Required work ▸
[a] In the listing, update the lines starting with the line with "- column-type[interactable]: String: [505, 156, 632, 169]" and going on through the line with "- table-header-row: String", replacing "String" with "Text" and leaving everything else unchanged. Return only those lines.
[b] Write the next part of the commentary on the Syariah Court and freedom of religion in Malaysia, starting right after its last line.

This is a Syariah Court in Kuala Trengganu under the Barisan Nasional.

Here is a judge who decides on the question of sincerity because someone did not reply to his "Peace be with you" greeting... which is ABSURD

"...I am still not satisfied with the accused. When I walked into court and greeted her by saying ‘Assalamulaikum’, I observed you carefully (Kamariah) but you did not respond to the greeting....."

Freedom of Religion is also an issue within ISLAM and Muslims .... not just an issue of the non-Muslim within a country where Islam is given a special position.

There are many questions that Malaysians will have to decide, and amongst those would be the question of defining who is a "person professing the religion of Islam" and maybe also the question of what is that "religion of Islam" - are Sunnis of all schools
"person professing the religion of Islam"? are Sh'ites "person professing the religion of Islam"? are followers of Ayah Pin, Ahmadiyahs, Sufis, etc.. "person professing the religion of Islam"? Are born Muslims always a Muslim? What about "are born Christians always a Christian?" or "are born Hindus always a Hindu?"? How do we deal with persons who convert? How will it affect the rights of their spouse, parents, children? Which court should be deciding on these rights?...these are questions that must be decided on by multi-racial multi-religious Malaysia...in a muli-religious multi-racial way...

...and of course we really do not want judges who decide on whether you responded to his smile or his greetings or your face expressions...


Below are extracts from the Malaysian Federal Constitution that deals with the issue of religion, and the Syariah Court..

"3. Religion of the Federation.

Items ▸
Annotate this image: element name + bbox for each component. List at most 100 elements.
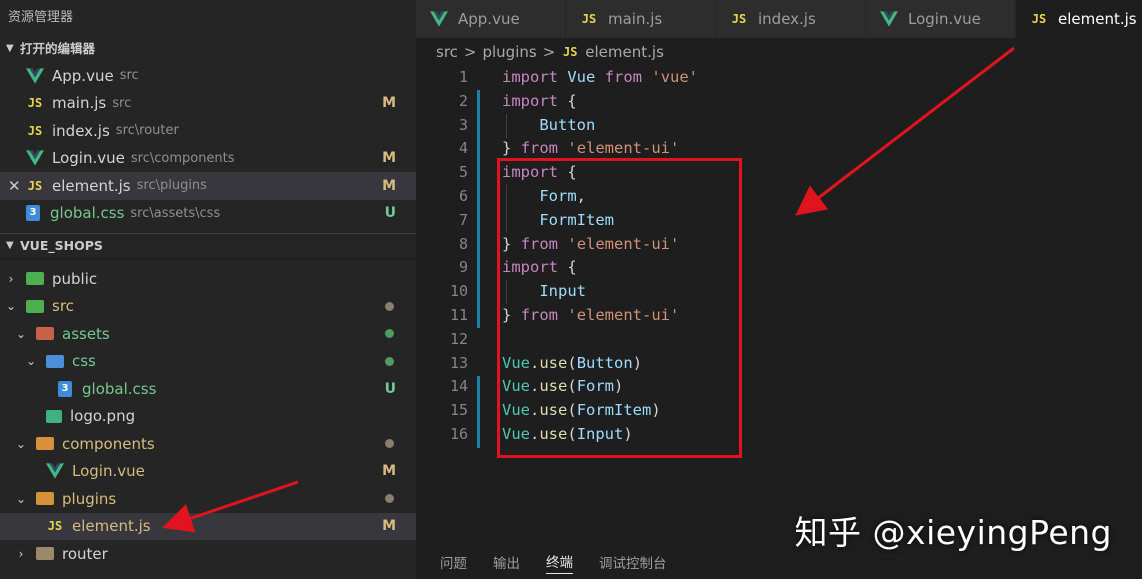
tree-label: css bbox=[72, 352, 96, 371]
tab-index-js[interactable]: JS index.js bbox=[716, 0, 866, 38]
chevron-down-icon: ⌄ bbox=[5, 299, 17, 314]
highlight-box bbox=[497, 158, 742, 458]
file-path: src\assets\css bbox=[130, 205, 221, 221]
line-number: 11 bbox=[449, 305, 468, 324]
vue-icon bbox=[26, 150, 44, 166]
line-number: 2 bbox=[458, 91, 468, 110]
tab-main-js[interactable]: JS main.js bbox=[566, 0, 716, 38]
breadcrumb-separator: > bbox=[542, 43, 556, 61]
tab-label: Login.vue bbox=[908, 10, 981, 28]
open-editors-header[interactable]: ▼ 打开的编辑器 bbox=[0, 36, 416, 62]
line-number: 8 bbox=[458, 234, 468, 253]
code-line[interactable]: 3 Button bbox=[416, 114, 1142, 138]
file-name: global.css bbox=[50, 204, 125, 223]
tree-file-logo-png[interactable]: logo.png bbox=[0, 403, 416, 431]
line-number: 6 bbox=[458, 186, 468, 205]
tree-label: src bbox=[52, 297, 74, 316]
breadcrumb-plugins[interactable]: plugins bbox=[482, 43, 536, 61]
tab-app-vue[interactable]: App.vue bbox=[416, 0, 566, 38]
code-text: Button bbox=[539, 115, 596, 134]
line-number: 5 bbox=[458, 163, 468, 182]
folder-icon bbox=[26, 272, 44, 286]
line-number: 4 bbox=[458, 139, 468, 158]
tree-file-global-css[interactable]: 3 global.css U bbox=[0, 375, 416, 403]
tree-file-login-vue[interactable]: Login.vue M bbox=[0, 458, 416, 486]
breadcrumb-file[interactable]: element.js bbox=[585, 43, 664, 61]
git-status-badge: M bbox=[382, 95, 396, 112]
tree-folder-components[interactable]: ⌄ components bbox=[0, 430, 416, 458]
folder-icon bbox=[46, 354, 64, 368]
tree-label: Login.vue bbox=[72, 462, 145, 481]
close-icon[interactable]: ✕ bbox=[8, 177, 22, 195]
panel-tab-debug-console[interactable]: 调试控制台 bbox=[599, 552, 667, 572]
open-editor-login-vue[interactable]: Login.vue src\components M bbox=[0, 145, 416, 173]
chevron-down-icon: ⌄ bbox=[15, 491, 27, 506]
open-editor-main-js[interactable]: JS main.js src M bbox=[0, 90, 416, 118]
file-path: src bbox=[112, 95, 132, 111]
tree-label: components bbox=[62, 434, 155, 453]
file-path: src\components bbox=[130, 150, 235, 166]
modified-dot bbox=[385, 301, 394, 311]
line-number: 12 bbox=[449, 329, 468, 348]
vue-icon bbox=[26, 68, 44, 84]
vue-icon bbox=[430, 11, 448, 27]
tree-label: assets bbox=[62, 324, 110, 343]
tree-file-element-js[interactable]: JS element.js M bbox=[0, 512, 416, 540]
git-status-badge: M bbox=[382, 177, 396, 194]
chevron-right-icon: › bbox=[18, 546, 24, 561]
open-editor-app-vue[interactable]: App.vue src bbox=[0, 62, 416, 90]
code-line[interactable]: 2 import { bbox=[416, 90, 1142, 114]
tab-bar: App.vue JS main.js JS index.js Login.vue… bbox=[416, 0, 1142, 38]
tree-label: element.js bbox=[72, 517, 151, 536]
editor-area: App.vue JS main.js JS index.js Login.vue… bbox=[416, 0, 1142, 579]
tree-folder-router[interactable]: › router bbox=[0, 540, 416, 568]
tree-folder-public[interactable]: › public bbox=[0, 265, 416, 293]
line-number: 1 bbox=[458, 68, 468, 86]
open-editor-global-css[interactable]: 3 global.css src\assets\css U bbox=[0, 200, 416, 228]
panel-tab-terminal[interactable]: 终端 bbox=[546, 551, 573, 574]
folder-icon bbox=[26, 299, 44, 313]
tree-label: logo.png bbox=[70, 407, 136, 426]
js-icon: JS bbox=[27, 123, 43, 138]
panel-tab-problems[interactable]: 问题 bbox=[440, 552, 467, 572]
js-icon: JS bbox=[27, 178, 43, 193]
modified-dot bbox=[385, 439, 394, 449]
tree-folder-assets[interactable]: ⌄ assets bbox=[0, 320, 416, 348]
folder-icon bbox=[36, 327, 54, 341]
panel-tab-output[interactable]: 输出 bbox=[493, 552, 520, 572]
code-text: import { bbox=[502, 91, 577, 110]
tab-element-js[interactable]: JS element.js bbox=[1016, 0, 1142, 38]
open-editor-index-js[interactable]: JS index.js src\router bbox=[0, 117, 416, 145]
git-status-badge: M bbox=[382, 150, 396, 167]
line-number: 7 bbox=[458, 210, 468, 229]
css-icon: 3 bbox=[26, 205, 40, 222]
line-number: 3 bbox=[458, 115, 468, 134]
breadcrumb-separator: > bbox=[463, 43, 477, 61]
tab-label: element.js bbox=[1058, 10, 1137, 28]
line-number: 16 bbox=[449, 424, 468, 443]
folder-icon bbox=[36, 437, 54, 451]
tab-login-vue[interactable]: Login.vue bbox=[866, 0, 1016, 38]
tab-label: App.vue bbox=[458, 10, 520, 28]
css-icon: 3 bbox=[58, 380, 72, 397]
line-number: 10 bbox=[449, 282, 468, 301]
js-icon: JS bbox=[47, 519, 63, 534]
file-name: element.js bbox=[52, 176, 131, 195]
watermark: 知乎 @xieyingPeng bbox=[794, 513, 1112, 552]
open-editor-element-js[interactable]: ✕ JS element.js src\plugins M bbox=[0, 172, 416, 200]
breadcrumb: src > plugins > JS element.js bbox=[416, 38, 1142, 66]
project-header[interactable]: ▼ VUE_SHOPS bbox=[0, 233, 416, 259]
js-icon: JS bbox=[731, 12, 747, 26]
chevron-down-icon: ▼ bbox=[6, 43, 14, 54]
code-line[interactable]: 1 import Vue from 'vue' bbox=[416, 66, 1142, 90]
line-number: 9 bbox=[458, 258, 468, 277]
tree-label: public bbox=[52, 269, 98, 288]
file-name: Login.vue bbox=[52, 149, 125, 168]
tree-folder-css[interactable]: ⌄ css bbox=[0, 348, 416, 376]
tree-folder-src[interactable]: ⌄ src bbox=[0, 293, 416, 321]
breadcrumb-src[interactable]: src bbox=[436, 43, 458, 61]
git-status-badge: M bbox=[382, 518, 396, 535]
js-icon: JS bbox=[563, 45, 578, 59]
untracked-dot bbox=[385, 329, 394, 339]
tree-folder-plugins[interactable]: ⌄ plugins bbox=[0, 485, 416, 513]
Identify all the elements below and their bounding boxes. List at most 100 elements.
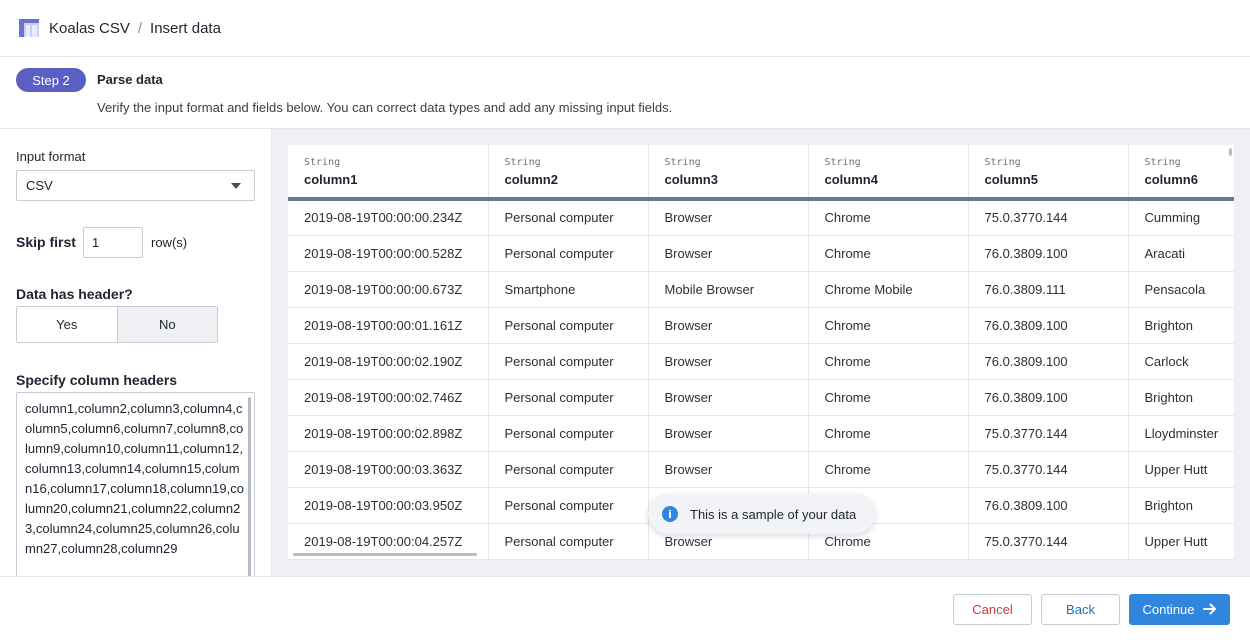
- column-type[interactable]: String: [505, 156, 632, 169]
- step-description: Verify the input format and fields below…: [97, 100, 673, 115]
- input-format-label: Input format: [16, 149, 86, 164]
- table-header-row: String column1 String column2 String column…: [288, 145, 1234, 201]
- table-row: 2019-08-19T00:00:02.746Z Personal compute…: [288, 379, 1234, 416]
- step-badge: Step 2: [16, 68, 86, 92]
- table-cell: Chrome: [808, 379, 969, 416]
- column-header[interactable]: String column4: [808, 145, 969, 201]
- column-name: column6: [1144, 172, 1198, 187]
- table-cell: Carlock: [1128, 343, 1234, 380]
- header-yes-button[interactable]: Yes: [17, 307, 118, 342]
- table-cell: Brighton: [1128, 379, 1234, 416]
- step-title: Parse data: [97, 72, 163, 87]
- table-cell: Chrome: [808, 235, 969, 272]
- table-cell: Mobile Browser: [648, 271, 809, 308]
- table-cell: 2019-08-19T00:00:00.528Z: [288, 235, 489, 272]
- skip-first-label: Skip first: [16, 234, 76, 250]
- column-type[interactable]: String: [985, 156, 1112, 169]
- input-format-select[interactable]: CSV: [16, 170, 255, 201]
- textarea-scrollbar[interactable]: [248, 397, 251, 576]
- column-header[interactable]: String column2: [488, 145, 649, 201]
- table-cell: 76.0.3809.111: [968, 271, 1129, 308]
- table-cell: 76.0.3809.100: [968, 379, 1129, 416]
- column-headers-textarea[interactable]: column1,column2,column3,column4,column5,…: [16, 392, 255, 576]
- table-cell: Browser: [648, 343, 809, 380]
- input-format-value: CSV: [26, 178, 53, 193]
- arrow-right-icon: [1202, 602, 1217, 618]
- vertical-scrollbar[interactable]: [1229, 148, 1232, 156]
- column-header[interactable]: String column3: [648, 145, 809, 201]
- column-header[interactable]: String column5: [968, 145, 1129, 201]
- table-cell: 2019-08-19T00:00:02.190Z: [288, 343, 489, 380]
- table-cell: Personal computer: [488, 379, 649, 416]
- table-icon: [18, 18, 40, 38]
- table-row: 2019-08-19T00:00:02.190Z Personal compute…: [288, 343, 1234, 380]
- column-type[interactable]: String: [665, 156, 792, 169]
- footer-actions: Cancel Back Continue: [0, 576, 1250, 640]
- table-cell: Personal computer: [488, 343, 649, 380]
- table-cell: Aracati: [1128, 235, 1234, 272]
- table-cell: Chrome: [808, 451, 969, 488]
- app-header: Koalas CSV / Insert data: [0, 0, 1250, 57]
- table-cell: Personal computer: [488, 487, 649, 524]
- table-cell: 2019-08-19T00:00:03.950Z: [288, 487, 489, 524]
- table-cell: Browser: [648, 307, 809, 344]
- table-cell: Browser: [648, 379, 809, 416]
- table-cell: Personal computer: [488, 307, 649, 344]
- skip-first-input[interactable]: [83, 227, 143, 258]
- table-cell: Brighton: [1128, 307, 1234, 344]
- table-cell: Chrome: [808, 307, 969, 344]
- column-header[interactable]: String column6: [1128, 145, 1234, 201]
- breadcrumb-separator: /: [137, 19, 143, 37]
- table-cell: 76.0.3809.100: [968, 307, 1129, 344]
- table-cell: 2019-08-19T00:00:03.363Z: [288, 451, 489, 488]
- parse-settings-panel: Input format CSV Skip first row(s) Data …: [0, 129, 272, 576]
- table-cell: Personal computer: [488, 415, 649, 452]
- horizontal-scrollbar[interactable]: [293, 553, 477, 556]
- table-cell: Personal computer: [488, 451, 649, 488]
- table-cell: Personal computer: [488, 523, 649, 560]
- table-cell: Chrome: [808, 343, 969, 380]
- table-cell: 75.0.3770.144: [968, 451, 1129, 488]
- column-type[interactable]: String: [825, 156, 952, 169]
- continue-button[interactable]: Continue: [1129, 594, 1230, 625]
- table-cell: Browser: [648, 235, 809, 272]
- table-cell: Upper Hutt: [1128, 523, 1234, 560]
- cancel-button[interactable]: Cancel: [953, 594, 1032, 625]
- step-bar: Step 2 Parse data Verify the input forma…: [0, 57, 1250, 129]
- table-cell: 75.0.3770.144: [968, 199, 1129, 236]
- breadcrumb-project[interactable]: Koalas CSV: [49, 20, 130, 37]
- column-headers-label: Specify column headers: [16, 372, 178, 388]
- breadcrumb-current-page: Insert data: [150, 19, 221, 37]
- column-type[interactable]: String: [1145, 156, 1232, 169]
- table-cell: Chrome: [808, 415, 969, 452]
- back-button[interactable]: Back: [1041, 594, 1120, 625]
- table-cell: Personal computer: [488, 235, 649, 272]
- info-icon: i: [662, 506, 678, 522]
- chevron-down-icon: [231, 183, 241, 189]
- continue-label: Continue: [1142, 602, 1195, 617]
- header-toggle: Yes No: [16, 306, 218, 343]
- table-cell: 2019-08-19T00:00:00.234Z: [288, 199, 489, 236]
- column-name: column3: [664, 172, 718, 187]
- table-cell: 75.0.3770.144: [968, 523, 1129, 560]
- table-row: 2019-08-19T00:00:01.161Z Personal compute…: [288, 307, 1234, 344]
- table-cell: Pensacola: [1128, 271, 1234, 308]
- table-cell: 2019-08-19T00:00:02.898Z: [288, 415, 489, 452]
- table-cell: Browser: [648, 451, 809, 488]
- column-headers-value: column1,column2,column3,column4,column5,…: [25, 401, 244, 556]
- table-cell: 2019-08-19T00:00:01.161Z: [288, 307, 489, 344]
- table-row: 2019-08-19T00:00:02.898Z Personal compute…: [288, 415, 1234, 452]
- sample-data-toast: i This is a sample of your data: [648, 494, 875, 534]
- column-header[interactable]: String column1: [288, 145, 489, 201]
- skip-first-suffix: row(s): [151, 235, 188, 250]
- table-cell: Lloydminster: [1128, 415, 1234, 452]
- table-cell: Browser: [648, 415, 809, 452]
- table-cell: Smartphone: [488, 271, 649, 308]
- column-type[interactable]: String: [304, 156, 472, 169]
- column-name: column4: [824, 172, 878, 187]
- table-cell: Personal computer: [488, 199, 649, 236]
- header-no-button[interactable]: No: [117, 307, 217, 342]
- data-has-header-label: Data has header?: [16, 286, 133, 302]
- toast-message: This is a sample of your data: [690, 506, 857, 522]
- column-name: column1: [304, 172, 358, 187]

The results ▸
[a]
- column-type[interactable]: Text: [505, 156, 632, 169]
- step-description: Verify the input format and fields below…: [97, 100, 673, 115]
- input-format-label: Input format: [16, 149, 86, 164]
- table-header-row: Text column1 Text column2 Text column…: [288, 145, 1234, 201]

[b]
(1) Islam is the religion of the Federation; but other religions may be practised in peace and harmony in any part of the Federation.

(2) In every State other than States not having a Ruler the position of the Ruler as the Head of the religion of Islam in his State in the manner and to the extent acknowledged and declared by the Constitution of that State, and, subject to that Constitution, all rights, privileges, prerogatives and powers enjoyed by him as Head of that religion, are unaffected and unimpaired; but in any acts, observances of ceremonies with respect to which the Conference of Rulers has agreed that they should extend to the Federation as a whole each of the other Rulers shall in his capacity of Head of the religion of Islam authorise the Yang di-Pertuan Agong to represent him.

(3) The Constitution of the States of Malacca, Penang, Sabah and Sarawak shall each make provision for conferring on the Yang di- Pertuan Agong the position of Head of the religion of Islam in that State.

(4) Nothing in this Article derogates from any other provision of this Constitution.

(5) Notwithstanding anything in this Constitution the Yang di-Pertuan Agong shall be the Head of the religion of Islam in the Federal Territories of Kuala Lumpur, Labuan and Putrajaya; and for this purpose Parliament may by law make provisions for regulating Islamic religious affairs and for constituting a Council to advise the Yang di-Pertuan Agong in matters relating to the religion of Islam.



11. Freedom of religion.

(1) Every person has the right to profess and practise his religion and, subject to Clause (4), to propagate it.

(2) No person shall be compelled to pay any tax the proceeds of which are specially allocated in whole or in part for the purposes of a religion other than his own.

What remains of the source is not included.